_Instructions for the task_
Nothing in the entries may change when they are transcribed.

Document page transcription items:

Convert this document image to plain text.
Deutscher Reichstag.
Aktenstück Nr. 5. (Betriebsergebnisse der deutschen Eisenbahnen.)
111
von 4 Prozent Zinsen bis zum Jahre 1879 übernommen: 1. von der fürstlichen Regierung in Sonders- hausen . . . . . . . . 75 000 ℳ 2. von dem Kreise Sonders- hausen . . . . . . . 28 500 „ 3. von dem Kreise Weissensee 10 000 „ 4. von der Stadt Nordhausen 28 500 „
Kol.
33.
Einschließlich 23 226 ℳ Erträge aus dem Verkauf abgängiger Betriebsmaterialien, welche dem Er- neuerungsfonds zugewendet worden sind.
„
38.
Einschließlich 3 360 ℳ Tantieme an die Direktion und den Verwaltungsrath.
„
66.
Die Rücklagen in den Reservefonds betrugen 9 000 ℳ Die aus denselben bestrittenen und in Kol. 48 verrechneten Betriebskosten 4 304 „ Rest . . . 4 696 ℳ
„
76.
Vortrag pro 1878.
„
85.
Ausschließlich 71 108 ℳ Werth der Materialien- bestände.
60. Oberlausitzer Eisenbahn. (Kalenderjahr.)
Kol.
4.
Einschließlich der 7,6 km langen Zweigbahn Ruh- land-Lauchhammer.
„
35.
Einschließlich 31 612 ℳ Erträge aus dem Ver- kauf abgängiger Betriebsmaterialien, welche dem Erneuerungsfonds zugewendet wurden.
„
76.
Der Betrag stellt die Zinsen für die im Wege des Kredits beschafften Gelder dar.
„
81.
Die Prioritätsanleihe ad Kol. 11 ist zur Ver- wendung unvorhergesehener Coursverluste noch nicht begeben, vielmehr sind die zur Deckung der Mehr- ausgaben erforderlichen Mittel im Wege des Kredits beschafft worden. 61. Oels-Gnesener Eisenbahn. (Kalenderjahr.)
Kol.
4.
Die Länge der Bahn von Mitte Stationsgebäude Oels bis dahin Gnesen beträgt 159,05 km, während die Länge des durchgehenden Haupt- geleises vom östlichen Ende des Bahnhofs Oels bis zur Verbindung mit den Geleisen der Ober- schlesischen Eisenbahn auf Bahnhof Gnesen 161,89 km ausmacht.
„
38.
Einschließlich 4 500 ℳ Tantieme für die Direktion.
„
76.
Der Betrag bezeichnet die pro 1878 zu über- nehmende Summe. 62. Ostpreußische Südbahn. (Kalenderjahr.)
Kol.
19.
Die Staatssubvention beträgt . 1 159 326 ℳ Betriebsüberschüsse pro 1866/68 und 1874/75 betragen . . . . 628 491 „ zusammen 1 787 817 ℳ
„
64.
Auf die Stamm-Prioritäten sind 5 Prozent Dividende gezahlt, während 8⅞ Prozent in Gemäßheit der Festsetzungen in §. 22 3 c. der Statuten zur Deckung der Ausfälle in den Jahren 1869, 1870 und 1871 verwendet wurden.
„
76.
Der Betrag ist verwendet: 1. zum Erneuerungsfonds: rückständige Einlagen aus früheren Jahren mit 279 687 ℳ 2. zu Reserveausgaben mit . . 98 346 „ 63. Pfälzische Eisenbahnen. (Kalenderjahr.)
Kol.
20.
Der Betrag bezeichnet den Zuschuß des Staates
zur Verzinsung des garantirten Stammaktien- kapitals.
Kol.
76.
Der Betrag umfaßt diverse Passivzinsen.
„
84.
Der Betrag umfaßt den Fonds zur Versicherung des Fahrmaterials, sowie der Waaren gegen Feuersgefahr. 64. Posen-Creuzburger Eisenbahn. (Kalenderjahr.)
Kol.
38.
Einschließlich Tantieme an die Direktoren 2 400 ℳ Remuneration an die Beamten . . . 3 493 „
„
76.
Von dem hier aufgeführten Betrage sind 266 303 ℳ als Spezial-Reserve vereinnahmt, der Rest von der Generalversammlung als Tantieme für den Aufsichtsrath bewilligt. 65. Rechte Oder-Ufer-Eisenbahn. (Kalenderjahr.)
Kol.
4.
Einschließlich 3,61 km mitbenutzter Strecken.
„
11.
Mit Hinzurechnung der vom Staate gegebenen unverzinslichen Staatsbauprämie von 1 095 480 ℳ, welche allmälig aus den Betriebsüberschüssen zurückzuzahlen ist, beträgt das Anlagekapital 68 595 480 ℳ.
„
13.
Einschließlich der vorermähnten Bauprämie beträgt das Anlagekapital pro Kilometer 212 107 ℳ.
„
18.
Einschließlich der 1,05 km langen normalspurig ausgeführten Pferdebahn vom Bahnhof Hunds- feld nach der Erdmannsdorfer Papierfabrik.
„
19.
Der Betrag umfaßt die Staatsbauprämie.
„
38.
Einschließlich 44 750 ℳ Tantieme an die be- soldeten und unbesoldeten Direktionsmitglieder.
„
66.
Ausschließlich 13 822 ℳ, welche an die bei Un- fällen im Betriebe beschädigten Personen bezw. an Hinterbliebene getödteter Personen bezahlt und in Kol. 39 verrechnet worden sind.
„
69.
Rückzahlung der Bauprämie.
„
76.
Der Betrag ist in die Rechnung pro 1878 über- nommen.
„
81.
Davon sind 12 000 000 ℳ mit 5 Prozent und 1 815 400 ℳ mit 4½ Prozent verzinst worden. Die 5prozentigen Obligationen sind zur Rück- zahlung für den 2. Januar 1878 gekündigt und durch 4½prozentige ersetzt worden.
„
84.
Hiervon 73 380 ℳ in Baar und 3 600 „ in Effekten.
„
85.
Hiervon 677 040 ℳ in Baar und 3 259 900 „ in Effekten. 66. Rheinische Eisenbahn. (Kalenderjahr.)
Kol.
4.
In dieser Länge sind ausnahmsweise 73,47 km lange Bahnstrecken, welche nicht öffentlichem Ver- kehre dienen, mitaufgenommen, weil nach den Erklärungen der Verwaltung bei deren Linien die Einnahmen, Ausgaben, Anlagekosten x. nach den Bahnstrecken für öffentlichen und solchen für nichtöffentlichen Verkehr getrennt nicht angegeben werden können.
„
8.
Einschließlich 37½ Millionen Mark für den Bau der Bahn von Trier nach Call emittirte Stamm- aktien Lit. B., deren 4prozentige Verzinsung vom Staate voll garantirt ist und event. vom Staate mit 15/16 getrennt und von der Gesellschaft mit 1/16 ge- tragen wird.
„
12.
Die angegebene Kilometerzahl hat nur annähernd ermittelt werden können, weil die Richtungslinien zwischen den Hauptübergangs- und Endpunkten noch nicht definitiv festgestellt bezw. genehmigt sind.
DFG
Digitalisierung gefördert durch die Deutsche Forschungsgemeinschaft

_Your solution_
Convert this document image to plain text.
Deutscher Reichstag.
Aktenstück Nr. 5. (Betriebsergebnisse der deutschen Eisenbahnen.)
111
von 4 Prozent Zinsen bis zum Jahre 1879 übernommen: 1. von der fürstlichen Regierung in Sonders- hausen . . . . . . . . 75 000 ℳ 2. von dem Kreise Sonders- hausen . . . . . . . 28 500 „ 3. von dem Kreise Weissensee 10 000 „ 4. von der Stadt Nordhausen 28 500 „
Kol.
33.
Einschließlich 23 226 ℳ Erträge aus dem Verkauf abgängiger Betriebsmaterialien, welche dem Er- neuerungsfonds zugewendet worden sind.
„
38.
Einschließlich 3 360 ℳ Tantieme an die Direktion und den Verwaltungsrath.
„
66.
Die Rücklagen in den Reservefonds betrugen 9 000 ℳ Die aus denselben bestrittenen und in Kol. 48 verrechneten Betriebskosten 4 304 „ Rest . . . 4 696 ℳ
„
76.
Vortrag pro 1878.
„
85.
Ausschließlich 71 108 ℳ Werth der Materialien- bestände.
60. Oberlausitzer Eisenbahn. (Kalenderjahr.)
Kol.
4.
Einschließlich der 7,6 km langen Zweigbahn Ruh- land-Lauchhammer.
„
35.
Einschließlich 31 612 ℳ Erträge aus dem Ver- kauf abgängiger Betriebsmaterialien, welche dem Erneuerungsfonds zugewendet wurden.
„
76.
Der Betrag stellt die Zinsen für die im Wege des Kredits beschafften Gelder dar.
„
81.
Die Prioritätsanleihe ad Kol. 11 ist zur Ver- wendung unvorhergesehener Coursverluste noch nicht begeben, vielmehr sind die zur Deckung der Mehr- ausgaben erforderlichen Mittel im Wege des Kredits beschafft worden. 61. Oels-Gnesener Eisenbahn. (Kalenderjahr.)
Kol.
4.
Die Länge der Bahn von Mitte Stationsgebäude Oels bis dahin Gnesen beträgt 159,05 km, während die Länge des durchgehenden Haupt- geleises vom östlichen Ende des Bahnhofs Oels bis zur Verbindung mit den Geleisen der Ober- schlesischen Eisenbahn auf Bahnhof Gnesen 161,89 km ausmacht.
„
38.
Einschließlich 4 500 ℳ Tantieme für die Direktion.
„
76.
Der Betrag bezeichnet die pro 1878 zu über- nehmende Summe. 62. Ostpreußische Südbahn. (Kalenderjahr.)
Kol.
19.
Die Staatssubvention beträgt . 1 159 326 ℳ Betriebsüberschüsse pro 1866/68 und 1874/75 betragen . . . . 628 491 „ zusammen 1 787 817 ℳ
„
64.
Auf die Stamm-Prioritäten sind 5 Prozent Dividende gezahlt, während 8⅞ Prozent in Gemäßheit der Festsetzungen in §. 22 3 c. der Statuten zur Deckung der Ausfälle in den Jahren 1869, 1870 und 1871 verwendet wurden.
„
76.
Der Betrag ist verwendet: 1. zum Erneuerungsfonds: rückständige Einlagen aus früheren Jahren mit 279 687 ℳ 2. zu Reserveausgaben mit . . 98 346 „ 63. Pfälzische Eisenbahnen. (Kalenderjahr.)
Kol.
20.
Der Betrag bezeichnet den Zuschuß des Staates
zur Verzinsung des garantirten Stammaktien- kapitals.
Kol.
76.
Der Betrag umfaßt diverse Passivzinsen.
„
84.
Der Betrag umfaßt den Fonds zur Versicherung des Fahrmaterials, sowie der Waaren gegen Feuersgefahr. 64. Posen-Creuzburger Eisenbahn. (Kalenderjahr.)
Kol.
38.
Einschließlich Tantieme an die Direktoren 2 400 ℳ Remuneration an die Beamten . . . 3 493 „
„
76.
Von dem hier aufgeführten Betrage sind 266 303 ℳ als Spezial-Reserve vereinnahmt, der Rest von der Generalversammlung als Tantieme für den Aufsichtsrath bewilligt. 65. Rechte Oder-Ufer-Eisenbahn. (Kalenderjahr.)
Kol.
4.
Einschließlich 3,61 km mitbenutzter Strecken.
„
11.
Mit Hinzurechnung der vom Staate gegebenen unverzinslichen Staatsbauprämie von 1 095 480 ℳ, welche allmälig aus den Betriebsüberschüssen zurückzuzahlen ist, beträgt das Anlagekapital 68 595 480 ℳ.
„
13.
Einschließlich der vorermähnten Bauprämie beträgt das Anlagekapital pro Kilometer 212 107 ℳ.
„
18.
Einschließlich der 1,05 km langen normalspurig ausgeführten Pferdebahn vom Bahnhof Hunds- feld nach der Erdmannsdorfer Papierfabrik.
„
19.
Der Betrag umfaßt die Staatsbauprämie.
„
38.
Einschließlich 44 750 ℳ Tantieme an die be- soldeten und unbesoldeten Direktionsmitglieder.
„
66.
Ausschließlich 13 822 ℳ, welche an die bei Un- fällen im Betriebe beschädigten Personen bezw. an Hinterbliebene getödteter Personen bezahlt und in Kol. 39 verrechnet worden sind.
„
69.
Rückzahlung der Bauprämie.
„
76.
Der Betrag ist in die Rechnung pro 1878 über- nommen.
„
81.
Davon sind 12 000 000 ℳ mit 5 Prozent und 1 815 400 ℳ mit 4½ Prozent verzinst worden. Die 5prozentigen Obligationen sind zur Rück- zahlung für den 2. Januar 1878 gekündigt und durch 4½prozentige ersetzt worden.
„
84.
Hiervon 73 380 ℳ in Baar und 3 600 „ in Effekten.
„
85.
Hiervon 677 040 ℳ in Baar und 3 259 900 „ in Effekten. 66. Rheinische Eisenbahn. (Kalenderjahr.)
Kol.
4.
In dieser Länge sind ausnahmsweise 73,47 km lange Bahnstrecken, welche nicht öffentlichem Ver- kehre dienen, mitaufgenommen, weil nach den Erklärungen der Verwaltung bei deren Linien die Einnahmen, Ausgaben, Anlagekosten x. nach den Bahnstrecken für öffentlichen und solchen für nichtöffentlichen Verkehr getrennt nicht angegeben werden können.
„
8.
Einschließlich 37½ Millionen Mark für den Bau der Bahn von Trier nach Call emittirte Stamm- aktien Lit. B., deren 4prozentige Verzinsung vom Staate voll garantirt ist und event. vom Staate mit 15/16 getrennt und von der Gesellschaft mit 1/16 ge- tragen wird.
„
12.
Die angegebene Kilometerzahl hat nur annähernd ermittelt werden können, weil die Richtungslinien zwischen den Hauptübergangs- und Endpunkten noch nicht definitiv festgestellt bezw. genehmigt sind.
DFG
Digitalisierung gefördert durch die Deutsche Forschungsgemeinschaft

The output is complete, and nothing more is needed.